>> Begin

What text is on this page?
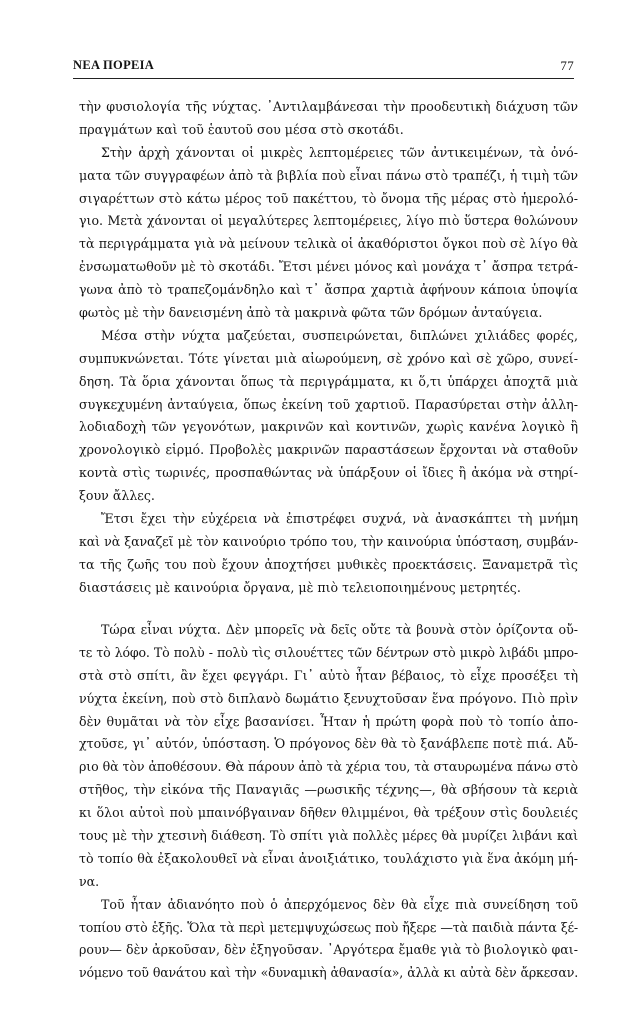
ΝΕΑ ΠΟΡΕΙΑ	77
τὴν φυσιολογία τῆς νύχτας. ᾿Αντιλαμβάνεσαι τὴν προοδευτικὴ διάχυση τῶν
πραγμάτων καὶ τοῦ ἑαυτοῦ σου μέσα στὸ σκοτάδι.
Στὴν ἀρχὴ χάνονται οἱ μικρὲς λεπτομέρειες τῶν ἀντικειμένων, τὰ ὀνό-
ματα τῶν συγγραφέων ἀπὸ τὰ βιβλία ποὺ εἶναι πάνω στὸ τραπέζι, ἡ τιμὴ τῶν
σιγαρέττων στὸ κάτω μέρος τοῦ πακέττου, τὸ ὄνομα τῆς μέρας στὸ ἡμερολό-
γιο. Μετὰ χάνονται οἱ μεγαλύτερες λεπτομέρειες, λίγο πιὸ ὕστερα θολώνουν
τὰ περιγράμματα γιὰ νὰ μείνουν τελικὰ οἱ ἀκαθόριστοι ὄγκοι ποὺ σὲ λίγο θὰ
ἐνσωματωθοῦν μὲ τὸ σκοτάδι. Ἔτσι μένει μόνος καὶ μονάχα τ᾿ ἄσπρα τετρά-
γωνα ἀπὸ τὸ τραπεζομάνδηλο καὶ τ᾿ ἄσπρα χαρτιὰ ἀφήνουν κάποια ὑποψία
φωτὸς μὲ τὴν δανεισμένη ἀπὸ τὰ μακρινὰ φῶτα τῶν δρόμων ἀνταύγεια.
Μέσα στὴν νύχτα μαζεύεται, συσπειρώνεται, διπλώνει χιλιάδες φορές,
συμπυκνώνεται. Τότε γίνεται μιὰ αἰωρούμενη, σὲ χρόνο καὶ σὲ χῶρο, συνεί-
δηση. Τὰ ὅρια χάνονται ὅπως τὰ περιγράμματα, κι ὅ,τι ὑπάρχει ἀποχτᾶ μιὰ
συγκεχυμένη ἀνταύγεια, ὅπως ἐκείνη τοῦ χαρτιοῦ. Παρασύρεται στὴν ἀλλη-
λοδιαδοχὴ τῶν γεγονότων, μακρινῶν καὶ κοντινῶν, χωρὶς κανένα λογικὸ ἢ
χρονολογικὸ εἱρμό. Προβολὲς μακρινῶν παραστάσεων ἔρχονται νὰ σταθοῦν
κοντὰ στὶς τωρινές, προσπαθώντας νὰ ὑπάρξουν οἱ ἴδιες ἢ ἀκόμα νὰ στηρί-
ξουν ἄλλες.
Ἔτσι ἔχει τὴν εὐχέρεια νὰ ἐπιστρέφει συχνά, νὰ ἀνασκάπτει τὴ μνήμη
καὶ νὰ ξαναζεῖ μὲ τὸν καινούριο τρόπο του, τὴν καινούρια ὑπόσταση, συμβάν-
τα τῆς ζωῆς του ποὺ ἔχουν ἀποχτήσει μυθικὲς προεκτάσεις. Ξαναμετρᾶ τὶς
διαστάσεις μὲ καινούρια ὄργανα, μὲ πιὸ τελειοποιημένους μετρητές.
Τώρα εἶναι νύχτα. Δὲν μπορεῖς νὰ δεῖς οὔτε τὰ βουνὰ στὸν ὁρίζοντα οὔ-
τε τὸ λόφο. Τὸ πολὺ - πολὺ τὶς σιλουέττες τῶν δέντρων στὸ μικρὸ λιβάδι μπρο-
στὰ στὸ σπίτι, ἂν ἔχει φεγγάρι. Γι᾿ αὐτὸ ἦταν βέβαιος, τὸ εἶχε προσέξει τὴ
νύχτα ἐκείνη, ποὺ στὸ διπλανὸ δωμάτιο ξενυχτοῦσαν ἕνα πρόγονο. Πιὸ πρὶν
δὲν θυμᾶται νὰ τὸν εἶχε βασανίσει. Ἦταν ἡ πρώτη φορὰ ποὺ τὸ τοπίο ἀπο-
χτοῦσε, γι᾿ αὐτόν, ὑπόσταση. Ὁ πρόγονος δὲν θὰ τὸ ξανάβλεπε ποτὲ πιά. Αὔ-
ριο θὰ τὸν ἀποθέσουν. Θὰ πάρουν ἀπὸ τὰ χέρια του, τὰ σταυρωμένα πάνω στὸ
στῆθος, τὴν εἰκόνα τῆς Παναγιᾶς —ρωσικῆς τέχνης—, θὰ σβήσουν τὰ κεριὰ
κι ὅλοι αὐτοὶ ποὺ μπαινόβγαιναν δῆθεν θλιμμένοι, θὰ τρέξουν στὶς δουλειές
τους μὲ τὴν χτεσινὴ διάθεση. Τὸ σπίτι γιὰ πολλὲς μέρες θὰ μυρίζει λιβάνι καὶ
τὸ τοπίο θὰ ἐξακολουθεῖ νὰ εἶναι ἀνοιξιάτικο, τουλάχιστο γιὰ ἕνα ἀκόμη μή-
να.
Τοῦ ἦταν ἀδιανόητο ποὺ ὁ ἀπερχόμενος δὲν θὰ εἶχε πιὰ συνείδηση τοῦ
τοπίου στὸ ἑξῆς. Ὅλα τὰ περὶ μετεμψυχώσεως ποὺ ἤξερε —τὰ παιδιὰ πάντα ξέ-
ρουν— δὲν ἀρκοῦσαν, δὲν ἐξηγοῦσαν. ᾿Αργότερα ἔμαθε γιὰ τὸ βιολογικὸ φαι-
νόμενο τοῦ θανάτου καὶ τὴν «δυναμικὴ ἀθανασία», ἀλλὰ κι αὐτὰ δὲν ἄρκεσαν.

>> End

** THE PROBLEM **
Only the number is wanted: how many lines of these entries contain the string "λεπτομέρειες"?

** PROBLEM SOLUTION **
2